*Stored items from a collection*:
** BEGIN **

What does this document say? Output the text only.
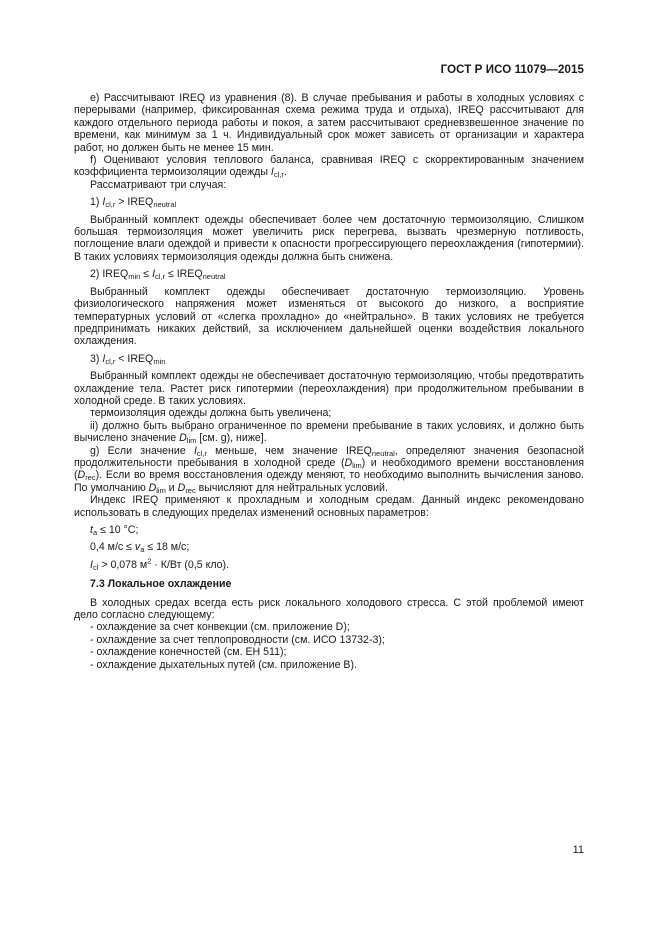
ГОСТ Р ИСО 11079—2015

е) Рассчитывают IREQ из уравнения (8). В случае пребывания и работы в холодных условиях с перерывами (например, фиксированная схема режима труда и отдыха), IREQ рассчитывают для каждого отдельного периода работы и покоя, а затем рассчитывают средневзвешенное значение по времени, как минимум за 1 ч. Индивидуальный срок может зависеть от организации и характера работ, но должен быть не менее 15 мин.

f) Оценивают условия теплового баланса, сравнивая IREQ с скорректированным значением коэффициента термоизоляции одежды $I_{cl,r}$.

Рассматривают три случая:

1) $I_{cl,r}$ > $IREQ_{neutral}$

Выбранный комплект одежды обеспечивает более чем достаточную термоизоляцию. Слишком большая термоизоляция может увеличить риск перегрева, вызвать чрезмерную потливость, поглощение влаги одеждой и привести к опасности прогрессирующего переохлаждения (гипотермии). В таких условиях термоизоляция одежды должна быть снижена.

2) $IREQ_{min} \le I_{cl,r}$ ≤ $IREQ_{neutral}$

Выбранный комплект одежды обеспечивает достаточную термоизоляцию. Уровень физиологического напряжения может изменяться от высокого до низкого, а восприятие температурных условий от «слегка прохладно» до «нейтрально». В таких условиях не требуется предпринимать никаких действий, за исключением дальнейшей оценки воздействия локального охлаждения.

3) $I_{cl,r}$ < $IREQ_{min}$

Выбранный комплект одежды не обеспечивает достаточную термоизоляцию, чтобы предотвратить охлаждение тела. Растет риск гипотермии (переохлаждения) при продолжительном пребывании в холодной среде. В таких условиях.

термоизоляция одежды должна быть увеличена;

ii) должно быть выбрано ограниченное по времени пребывание в таких условиях, и должно быть вычислено значение $D_{lim}$ [см. g), ниже].

g) Если значение $I_{cl,r}$ меньше, чем значение $IREQ_{neutral}$, определяют значения безопасной продолжительности пребывания в холодной среде $(D_{lim})$ и необходимого времени восстановления $(D_{rec})$. Если во время восстановления одежду меняют, то необходимо выполнить вычисления заново. По умолчанию $D_{lim}$ и $D_{rec}$ вычисляют для нейтральных условий.

Индекс IREQ применяют к прохладным и холодным средам. Данный индекс рекомендовано использовать в следующих пределах изменений основных параметров:

$t_a \le 10$ °С;

0,4 $м/с \le v_a \le 18$ м/с;

$I_{cl} > 0,078$ $м^2 \cdot К/Вт$ (0,5 кло).

7.3 Локальное охлаждение

В холодных средах всегда есть риск локального холодового стресса. С этой проблемой имеют дело согласно следующему:

- охлаждение за счет конвекции (см. приложение D);

- охлаждение за счет теплопроводности (см. ИСО 13732-3);

- охлаждение конечностей (см. ЕН 511);

- охлаждение дыхательных путей (см. приложение В).

11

** END **

*What the task requires*: Check each line of the material above for "охлаждение" and say how many lines contain it, giving the number alone.

*Correct output*: 6